* start *

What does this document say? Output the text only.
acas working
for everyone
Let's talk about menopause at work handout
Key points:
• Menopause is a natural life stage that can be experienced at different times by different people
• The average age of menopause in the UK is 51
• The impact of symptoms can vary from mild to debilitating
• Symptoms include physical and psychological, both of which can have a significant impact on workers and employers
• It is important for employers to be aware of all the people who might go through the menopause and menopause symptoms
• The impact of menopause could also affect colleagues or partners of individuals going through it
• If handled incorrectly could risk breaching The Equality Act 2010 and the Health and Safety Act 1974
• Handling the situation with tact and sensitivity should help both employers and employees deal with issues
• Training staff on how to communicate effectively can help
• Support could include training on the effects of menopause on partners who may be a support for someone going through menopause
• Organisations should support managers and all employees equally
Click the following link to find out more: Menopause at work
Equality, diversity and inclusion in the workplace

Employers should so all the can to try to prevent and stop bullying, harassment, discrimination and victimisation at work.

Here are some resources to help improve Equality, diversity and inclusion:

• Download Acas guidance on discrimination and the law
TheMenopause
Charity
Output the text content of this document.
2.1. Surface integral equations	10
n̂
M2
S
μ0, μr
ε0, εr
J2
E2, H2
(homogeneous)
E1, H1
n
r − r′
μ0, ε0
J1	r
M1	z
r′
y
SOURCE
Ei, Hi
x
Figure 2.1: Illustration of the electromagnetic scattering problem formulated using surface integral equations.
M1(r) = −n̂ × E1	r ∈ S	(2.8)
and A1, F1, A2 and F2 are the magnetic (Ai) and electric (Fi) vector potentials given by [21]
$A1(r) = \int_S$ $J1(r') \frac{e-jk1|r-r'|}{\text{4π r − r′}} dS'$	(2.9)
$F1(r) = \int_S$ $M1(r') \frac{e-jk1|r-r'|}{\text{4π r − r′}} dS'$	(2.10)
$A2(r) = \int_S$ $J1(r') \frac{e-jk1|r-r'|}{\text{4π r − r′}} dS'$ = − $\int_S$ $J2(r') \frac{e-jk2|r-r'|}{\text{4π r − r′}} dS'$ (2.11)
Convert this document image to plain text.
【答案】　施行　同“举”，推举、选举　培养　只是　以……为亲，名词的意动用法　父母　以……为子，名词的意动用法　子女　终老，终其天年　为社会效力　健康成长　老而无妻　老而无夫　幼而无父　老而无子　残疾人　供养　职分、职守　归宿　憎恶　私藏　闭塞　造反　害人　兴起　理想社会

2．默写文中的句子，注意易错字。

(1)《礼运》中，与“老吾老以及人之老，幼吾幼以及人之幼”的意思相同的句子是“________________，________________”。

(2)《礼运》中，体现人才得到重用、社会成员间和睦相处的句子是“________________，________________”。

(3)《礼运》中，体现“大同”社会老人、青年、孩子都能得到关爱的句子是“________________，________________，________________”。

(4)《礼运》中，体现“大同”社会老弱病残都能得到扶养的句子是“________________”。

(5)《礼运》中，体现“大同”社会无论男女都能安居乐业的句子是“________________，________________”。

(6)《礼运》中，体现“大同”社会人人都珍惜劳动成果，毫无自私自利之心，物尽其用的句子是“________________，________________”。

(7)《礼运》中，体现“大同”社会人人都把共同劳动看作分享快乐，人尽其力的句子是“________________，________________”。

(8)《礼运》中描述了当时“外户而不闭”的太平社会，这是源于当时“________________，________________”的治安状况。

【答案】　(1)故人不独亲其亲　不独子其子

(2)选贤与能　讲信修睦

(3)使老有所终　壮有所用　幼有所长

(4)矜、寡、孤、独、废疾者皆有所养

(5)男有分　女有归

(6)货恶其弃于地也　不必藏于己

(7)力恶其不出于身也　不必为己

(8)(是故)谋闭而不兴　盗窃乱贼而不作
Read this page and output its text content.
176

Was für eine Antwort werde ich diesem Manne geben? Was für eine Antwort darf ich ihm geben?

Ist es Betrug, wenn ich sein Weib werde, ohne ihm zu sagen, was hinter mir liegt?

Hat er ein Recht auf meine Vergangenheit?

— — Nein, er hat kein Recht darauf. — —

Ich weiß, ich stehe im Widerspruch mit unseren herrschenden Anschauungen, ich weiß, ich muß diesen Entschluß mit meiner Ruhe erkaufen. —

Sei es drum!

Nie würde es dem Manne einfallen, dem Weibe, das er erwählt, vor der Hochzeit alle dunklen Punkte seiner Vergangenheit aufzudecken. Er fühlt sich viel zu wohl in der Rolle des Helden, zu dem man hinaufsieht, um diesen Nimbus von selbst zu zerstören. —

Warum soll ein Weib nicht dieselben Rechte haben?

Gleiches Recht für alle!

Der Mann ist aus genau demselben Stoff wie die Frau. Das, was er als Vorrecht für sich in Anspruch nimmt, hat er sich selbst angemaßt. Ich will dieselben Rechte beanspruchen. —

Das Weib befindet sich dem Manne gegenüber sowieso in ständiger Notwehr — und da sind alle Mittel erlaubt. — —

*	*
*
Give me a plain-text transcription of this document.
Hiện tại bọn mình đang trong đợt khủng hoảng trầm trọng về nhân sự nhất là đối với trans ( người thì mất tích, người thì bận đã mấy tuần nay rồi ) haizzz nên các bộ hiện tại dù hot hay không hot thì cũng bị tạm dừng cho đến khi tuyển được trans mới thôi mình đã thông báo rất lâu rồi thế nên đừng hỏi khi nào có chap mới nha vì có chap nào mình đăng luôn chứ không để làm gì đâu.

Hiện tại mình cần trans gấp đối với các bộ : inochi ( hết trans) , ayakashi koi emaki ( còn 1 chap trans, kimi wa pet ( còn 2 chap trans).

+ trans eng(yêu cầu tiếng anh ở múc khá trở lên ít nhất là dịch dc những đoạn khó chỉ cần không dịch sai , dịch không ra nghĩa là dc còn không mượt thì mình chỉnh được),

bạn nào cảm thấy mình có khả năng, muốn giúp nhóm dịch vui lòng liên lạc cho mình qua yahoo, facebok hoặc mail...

* end *

Every line of the data above should be copied exactly.

What does this document say? Output the text only.
acas working
for everyone
Let's talk about menopause at work handout
Key points:
• Menopause is a natural life stage that can be experienced at different times by different people
• The average age of menopause in the UK is 51
• The impact of symptoms can vary from mild to debilitating
• Symptoms include physical and psychological, both of which can have a significant impact on workers and employers
• It is important for employers to be aware of all the people who might go through the menopause and menopause symptoms
• The impact of menopause could also affect colleagues or partners of individuals going through it
• If handled incorrectly could risk breaching The Equality Act 2010 and the Health and Safety Act 1974
• Handling the situation with tact and sensitivity should help both employers and employees deal with issues
• Training staff on how to communicate effectively can help
• Support could include training on the effects of menopause on partners who may be a support for someone going through menopause
• Organisations should support managers and all employees equally
Click the following link to find out more: Menopause at work
Equality, diversity and inclusion in the workplace

Employers should so all the can to try to prevent and stop bullying, harassment, discrimination and victimisation at work.

Here are some resources to help improve Equality, diversity and inclusion:

• Download Acas guidance on discrimination and the law
TheMenopause
Charity
Output the text content of this document.
2.1. Surface integral equations	10
n̂
M2
S
μ0, μr
ε0, εr
J2
E2, H2
(homogeneous)
E1, H1
n
r − r′
μ0, ε0
J1	r
M1	z
r′
y
SOURCE
Ei, Hi
x
Figure 2.1: Illustration of the electromagnetic scattering problem formulated using surface integral equations.
M1(r) = −n̂ × E1	r ∈ S	(2.8)
and A1, F1, A2 and F2 are the magnetic (Ai) and electric (Fi) vector potentials given by [21]
$A1(r) = \int_S$ $J1(r') \frac{e-jk1|r-r'|}{\text{4π r − r′}} dS'$	(2.9)
$F1(r) = \int_S$ $M1(r') \frac{e-jk1|r-r'|}{\text{4π r − r′}} dS'$	(2.10)
$A2(r) = \int_S$ $J1(r') \frac{e-jk1|r-r'|}{\text{4π r − r′}} dS'$ = − $\int_S$ $J2(r') \frac{e-jk2|r-r'|}{\text{4π r − r′}} dS'$ (2.11)
Convert this document image to plain text.
【答案】　施行　同“举”，推举、选举　培养　只是　以……为亲，名词的意动用法　父母　以……为子，名词的意动用法　子女　终老，终其天年　为社会效力　健康成长　老而无妻　老而无夫　幼而无父　老而无子　残疾人　供养　职分、职守　归宿　憎恶　私藏　闭塞　造反　害人　兴起　理想社会

2．默写文中的句子，注意易错字。

(1)《礼运》中，与“老吾老以及人之老，幼吾幼以及人之幼”的意思相同的句子是“________________，________________”。

(2)《礼运》中，体现人才得到重用、社会成员间和睦相处的句子是“________________，________________”。

(3)《礼运》中，体现“大同”社会老人、青年、孩子都能得到关爱的句子是“________________，________________，________________”。

(4)《礼运》中，体现“大同”社会老弱病残都能得到扶养的句子是“________________”。

(5)《礼运》中，体现“大同”社会无论男女都能安居乐业的句子是“________________，________________”。

(6)《礼运》中，体现“大同”社会人人都珍惜劳动成果，毫无自私自利之心，物尽其用的句子是“________________，________________”。

(7)《礼运》中，体现“大同”社会人人都把共同劳动看作分享快乐，人尽其力的句子是“________________，________________”。

(8)《礼运》中描述了当时“外户而不闭”的太平社会，这是源于当时“________________，________________”的治安状况。

【答案】　(1)故人不独亲其亲　不独子其子

(2)选贤与能　讲信修睦

(3)使老有所终　壮有所用　幼有所长

(4)矜、寡、孤、独、废疾者皆有所养

(5)男有分　女有归

(6)货恶其弃于地也　不必藏于己

(7)力恶其不出于身也　不必为己

(8)(是故)谋闭而不兴　盗窃乱贼而不作
Read this page and output its text content.
176

Was für eine Antwort werde ich diesem Manne geben? Was für eine Antwort darf ich ihm geben?

Ist es Betrug, wenn ich sein Weib werde, ohne ihm zu sagen, was hinter mir liegt?

Hat er ein Recht auf meine Vergangenheit?

— — Nein, er hat kein Recht darauf. — —

Ich weiß, ich stehe im Widerspruch mit unseren herrschenden Anschauungen, ich weiß, ich muß diesen Entschluß mit meiner Ruhe erkaufen. —

Sei es drum!

Nie würde es dem Manne einfallen, dem Weibe, das er erwählt, vor der Hochzeit alle dunklen Punkte seiner Vergangenheit aufzudecken. Er fühlt sich viel zu wohl in der Rolle des Helden, zu dem man hinaufsieht, um diesen Nimbus von selbst zu zerstören. —

Warum soll ein Weib nicht dieselben Rechte haben?

Gleiches Recht für alle!

Der Mann ist aus genau demselben Stoff wie die Frau. Das, was er als Vorrecht für sich in Anspruch nimmt, hat er sich selbst angemaßt. Ich will dieselben Rechte beanspruchen. —

Das Weib befindet sich dem Manne gegenüber sowieso in ständiger Notwehr — und da sind alle Mittel erlaubt. — —

*	*
*
Give me a plain-text transcription of this document.
Hiện tại bọn mình đang trong đợt khủng hoảng trầm trọng về nhân sự nhất là đối với trans ( người thì mất tích, người thì bận đã mấy tuần nay rồi ) haizzz nên các bộ hiện tại dù hot hay không hot thì cũng bị tạm dừng cho đến khi tuyển được trans mới thôi mình đã thông báo rất lâu rồi thế nên đừng hỏi khi nào có chap mới nha vì có chap nào mình đăng luôn chứ không để làm gì đâu.

Hiện tại mình cần trans gấp đối với các bộ : inochi ( hết trans) , ayakashi koi emaki ( còn 1 chap trans, kimi wa pet ( còn 2 chap trans).

+ trans eng(yêu cầu tiếng anh ở múc khá trở lên ít nhất là dịch dc những đoạn khó chỉ cần không dịch sai , dịch không ra nghĩa là dc còn không mượt thì mình chỉnh được),

bạn nào cảm thấy mình có khả năng, muốn giúp nhóm dịch vui lòng liên lạc cho mình qua yahoo, facebok hoặc mail...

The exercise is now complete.